Determine the number of lines containing the word "name". Reply with it and nothing else.

(Data items)

——————————

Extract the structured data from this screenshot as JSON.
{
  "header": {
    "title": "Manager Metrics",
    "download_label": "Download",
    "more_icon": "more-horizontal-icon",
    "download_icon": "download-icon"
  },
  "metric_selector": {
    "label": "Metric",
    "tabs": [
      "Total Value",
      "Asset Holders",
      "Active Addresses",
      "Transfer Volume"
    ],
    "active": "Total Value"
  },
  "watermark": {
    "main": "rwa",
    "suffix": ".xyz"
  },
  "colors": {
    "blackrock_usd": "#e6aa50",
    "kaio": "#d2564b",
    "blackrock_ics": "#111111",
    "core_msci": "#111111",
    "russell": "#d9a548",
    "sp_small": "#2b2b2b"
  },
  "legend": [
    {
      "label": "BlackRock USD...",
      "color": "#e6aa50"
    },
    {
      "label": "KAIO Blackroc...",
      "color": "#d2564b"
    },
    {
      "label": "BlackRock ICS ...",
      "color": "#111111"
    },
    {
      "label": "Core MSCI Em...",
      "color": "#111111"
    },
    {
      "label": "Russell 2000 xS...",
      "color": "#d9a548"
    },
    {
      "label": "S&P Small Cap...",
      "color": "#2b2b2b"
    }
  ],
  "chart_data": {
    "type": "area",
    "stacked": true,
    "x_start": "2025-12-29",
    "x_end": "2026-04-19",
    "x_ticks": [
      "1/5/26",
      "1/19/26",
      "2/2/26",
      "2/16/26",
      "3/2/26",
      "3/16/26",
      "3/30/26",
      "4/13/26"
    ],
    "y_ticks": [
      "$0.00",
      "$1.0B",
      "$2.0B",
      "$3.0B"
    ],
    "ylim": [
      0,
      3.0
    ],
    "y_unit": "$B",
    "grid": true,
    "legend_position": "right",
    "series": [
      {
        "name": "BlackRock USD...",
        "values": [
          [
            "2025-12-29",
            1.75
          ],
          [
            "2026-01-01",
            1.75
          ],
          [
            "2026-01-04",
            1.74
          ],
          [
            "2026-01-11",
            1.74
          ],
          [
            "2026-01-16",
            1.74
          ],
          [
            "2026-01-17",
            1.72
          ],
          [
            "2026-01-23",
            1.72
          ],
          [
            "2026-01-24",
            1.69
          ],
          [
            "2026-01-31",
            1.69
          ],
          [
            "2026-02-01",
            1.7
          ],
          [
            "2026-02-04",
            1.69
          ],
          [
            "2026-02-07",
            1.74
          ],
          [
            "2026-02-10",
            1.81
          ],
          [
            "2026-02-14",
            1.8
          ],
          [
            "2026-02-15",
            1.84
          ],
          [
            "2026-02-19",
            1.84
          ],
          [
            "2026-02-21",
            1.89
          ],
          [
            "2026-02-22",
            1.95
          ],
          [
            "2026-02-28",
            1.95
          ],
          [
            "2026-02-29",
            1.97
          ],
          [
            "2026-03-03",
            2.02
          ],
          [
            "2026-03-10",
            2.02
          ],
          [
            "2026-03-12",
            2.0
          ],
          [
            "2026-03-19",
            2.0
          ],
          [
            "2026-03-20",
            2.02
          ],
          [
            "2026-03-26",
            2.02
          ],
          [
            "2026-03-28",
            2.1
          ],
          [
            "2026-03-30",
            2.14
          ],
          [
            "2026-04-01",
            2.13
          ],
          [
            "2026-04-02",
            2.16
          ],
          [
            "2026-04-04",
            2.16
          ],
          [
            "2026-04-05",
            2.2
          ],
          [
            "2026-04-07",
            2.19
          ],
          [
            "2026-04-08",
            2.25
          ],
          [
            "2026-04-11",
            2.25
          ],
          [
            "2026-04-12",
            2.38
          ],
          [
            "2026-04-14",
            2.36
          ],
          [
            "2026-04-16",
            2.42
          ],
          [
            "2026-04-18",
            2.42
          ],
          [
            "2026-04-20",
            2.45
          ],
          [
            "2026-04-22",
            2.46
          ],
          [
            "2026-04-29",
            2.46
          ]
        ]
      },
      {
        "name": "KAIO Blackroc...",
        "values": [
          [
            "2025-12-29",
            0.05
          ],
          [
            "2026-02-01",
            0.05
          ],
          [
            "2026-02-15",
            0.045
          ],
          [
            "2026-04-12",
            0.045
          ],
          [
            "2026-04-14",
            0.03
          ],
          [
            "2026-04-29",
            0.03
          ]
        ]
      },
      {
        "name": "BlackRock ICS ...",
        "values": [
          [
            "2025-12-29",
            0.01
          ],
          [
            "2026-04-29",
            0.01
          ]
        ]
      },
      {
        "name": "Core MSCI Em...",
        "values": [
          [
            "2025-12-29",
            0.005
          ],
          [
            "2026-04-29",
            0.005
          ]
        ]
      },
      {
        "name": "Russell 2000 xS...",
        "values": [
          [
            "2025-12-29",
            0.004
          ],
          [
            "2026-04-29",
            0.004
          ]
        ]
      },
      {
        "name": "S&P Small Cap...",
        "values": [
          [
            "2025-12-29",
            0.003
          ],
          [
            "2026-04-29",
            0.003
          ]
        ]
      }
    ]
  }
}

——————————

→ FULL OUTPUT
6